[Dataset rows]
** Begin **
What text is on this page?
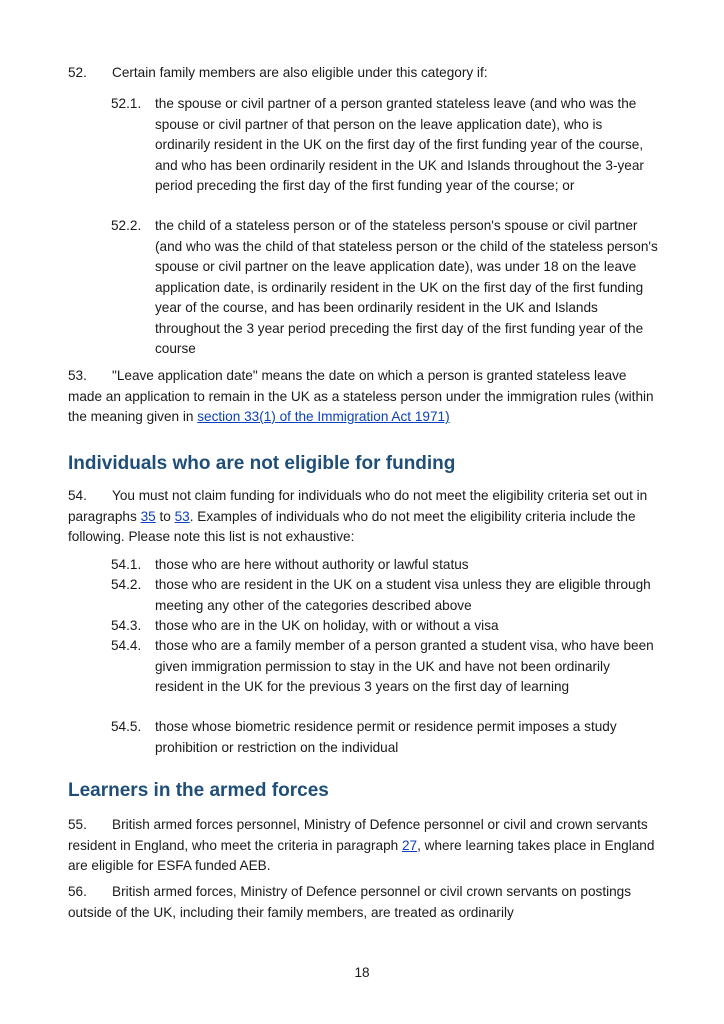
52. Certain family members are also eligible under this category if:

52.1.	the spouse or civil partner of a person granted stateless leave (and who was the spouse or civil partner of that person on the leave application date), who is ordinarily resident in the UK on the first day of the first funding year of the course, and who has been ordinarily resident in the UK and Islands throughout the 3-year period preceding the first day of the first funding year of the course; or
52.2.	the child of a stateless person or of the stateless person's spouse or civil partner (and who was the child of that stateless person or the child of the stateless person's spouse or civil partner on the leave application date), was under 18 on the leave application date, is ordinarily resident in the UK on the first day of the first funding year of the course, and has been ordinarily resident in the UK and Islands throughout the 3 year period preceding the first day of the first funding year of the course

53. "Leave application date" means the date on which a person is granted stateless leave made an application to remain in the UK as a stateless person under the immigration rules (within the meaning given in section 33(1) of the Immigration Act 1971)

Individuals who are not eligible for funding

54. You must not claim funding for individuals who do not meet the eligibility criteria set out in paragraphs 35 to 53. Examples of individuals who do not meet the eligibility criteria include the following. Please note this list is not exhaustive:

54.1.	those who are here without authority or lawful status
54.2.	those who are resident in the UK on a student visa unless they are eligible through meeting any other of the categories described above
54.3.	those who are in the UK on holiday, with or without a visa
54.4.	those who are a family member of a person granted a student visa, who have been given immigration permission to stay in the UK and have not been ordinarily resident in the UK for the previous 3 years on the first day of learning
54.5.	those whose biometric residence permit or residence permit imposes a study prohibition or restriction on the individual
Learners in the armed forces

55. British armed forces personnel, Ministry of Defence personnel or civil and crown servants resident in England, who meet the criteria in paragraph 27, where learning takes place in England are eligible for ESFA funded AEB.

56. British armed forces, Ministry of Defence personnel or civil crown servants on postings outside of the UK, including their family members, are treated as ordinarily

18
** End **
Task details. Where a line holds the string "preceding", copy that line.

Task answer.
52.1.	the spouse or civil partner of a person granted stateless leave (and who was the spouse or civil partner of that person on the leave application date), who is ordinarily resident in the UK on the first day of the first funding year of the course, and who has been ordinarily resident in the UK and Islands throughout the 3-year period preceding the first day of the first funding year of the course; or
52.2.	the child of a stateless person or of the stateless person's spouse or civil partner (and who was the child of that stateless person or the child of the stateless person's spouse or civil partner on the leave application date), was under 18 on the leave application date, is ordinarily resident in the UK on the first day of the first funding year of the course, and has been ordinarily resident in the UK and Islands throughout the 3 year period preceding the first day of the first funding year of the course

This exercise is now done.